Your goal: The entries below should be quoted exactly, with no pictures carried over.

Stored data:
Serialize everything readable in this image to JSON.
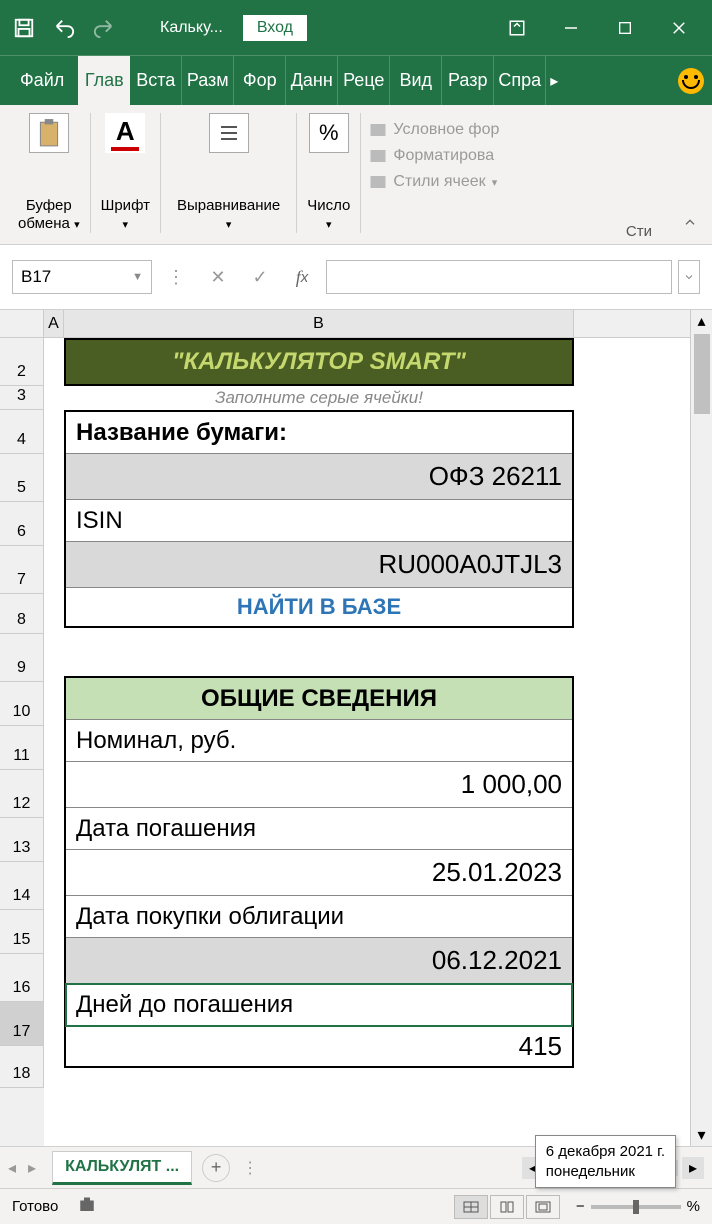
{
  "titlebar": {
    "doc_title": "Кальку...",
    "signin": "Вход"
  },
  "tabs": [
    "Файл",
    "Глав",
    "Вста",
    "Разм",
    "Фор",
    "Данн",
    "Реце",
    "Вид",
    "Разр",
    "Спра"
  ],
  "ribbon": {
    "clipboard": "Буфер\nобмена",
    "font": "Шрифт",
    "alignment": "Выравнивание",
    "number": "Число",
    "percent": "%",
    "cond_format": "Условное фор",
    "format_table": "Форматирова",
    "cell_styles": "Стили ячеек",
    "group_caption": "Сти"
  },
  "formula": {
    "cell_ref": "B17"
  },
  "columns": {
    "A": "A",
    "B": "B"
  },
  "rows": [
    "2",
    "3",
    "4",
    "5",
    "6",
    "7",
    "8",
    "9",
    "10",
    "11",
    "12",
    "13",
    "14",
    "15",
    "16",
    "17",
    "18"
  ],
  "sheet": {
    "title": "\"КАЛЬКУЛЯТОР SMART\"",
    "subtitle": "Заполните серые ячейки!",
    "name_label": "Название бумаги:",
    "name_value": "ОФЗ  26211",
    "isin_label": "ISIN",
    "isin_value": "RU000A0JTJL3",
    "find_link": "НАЙТИ В БАЗЕ",
    "section2": "ОБЩИЕ СВЕДЕНИЯ",
    "nominal_label": "Номинал, руб.",
    "nominal_value": "1 000,00",
    "maturity_label": "Дата погашения",
    "maturity_value": "25.01.2023",
    "purchase_label": "Дата покупки облигации",
    "purchase_value": "06.12.2021",
    "days_label": "Дней до погашения",
    "days_value": "415"
  },
  "sheet_tab": "КАЛЬКУЛЯТ ...",
  "status": {
    "ready": "Готово",
    "zoom": "%"
  },
  "tooltip": {
    "line1": "6 декабря 2021 г.",
    "line2": "понедельник"
  }
}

Final answer:
Serialize everything readable in this image to JSON.
{
  "titlebar": {
    "doc_title": "Кальку...",
    "signin": "Вход"
  },
  "tabs": [
    "Файл",
    "Глав",
    "Вста",
    "Разм",
    "Фор",
    "Данн",
    "Реце",
    "Вид",
    "Разр",
    "Спра"
  ],
  "ribbon": {
    "clipboard": "Буфер\nобмена",
    "font": "Шрифт",
    "alignment": "Выравнивание",
    "number": "Число",
    "percent": "%",
    "cond_format": "Условное фор",
    "format_table": "Форматирова",
    "cell_styles": "Стили ячеек",
    "group_caption": "Сти"
  },
  "formula": {
    "cell_ref": "B17"
  },
  "columns": {
    "A": "A",
    "B": "B"
  },
  "rows": [
    "2",
    "3",
    "4",
    "5",
    "6",
    "7",
    "8",
    "9",
    "10",
    "11",
    "12",
    "13",
    "14",
    "15",
    "16",
    "17",
    "18"
  ],
  "sheet": {
    "title": "\"КАЛЬКУЛЯТОР SMART\"",
    "subtitle": "Заполните серые ячейки!",
    "name_label": "Название бумаги:",
    "name_value": "ОФЗ  26211",
    "isin_label": "ISIN",
    "isin_value": "RU000A0JTJL3",
    "find_link": "НАЙТИ В БАЗЕ",
    "section2": "ОБЩИЕ СВЕДЕНИЯ",
    "nominal_label": "Номинал, руб.",
    "nominal_value": "1 000,00",
    "maturity_label": "Дата погашения",
    "maturity_value": "25.01.2023",
    "purchase_label": "Дата покупки облигации",
    "purchase_value": "06.12.2021",
    "days_label": "Дней до погашения",
    "days_value": "415"
  },
  "sheet_tab": "КАЛЬКУЛЯТ ...",
  "status": {
    "ready": "Готово",
    "zoom": "%"
  },
  "tooltip": {
    "line1": "6 декабря 2021 г.",
    "line2": "понедельник"
  }
}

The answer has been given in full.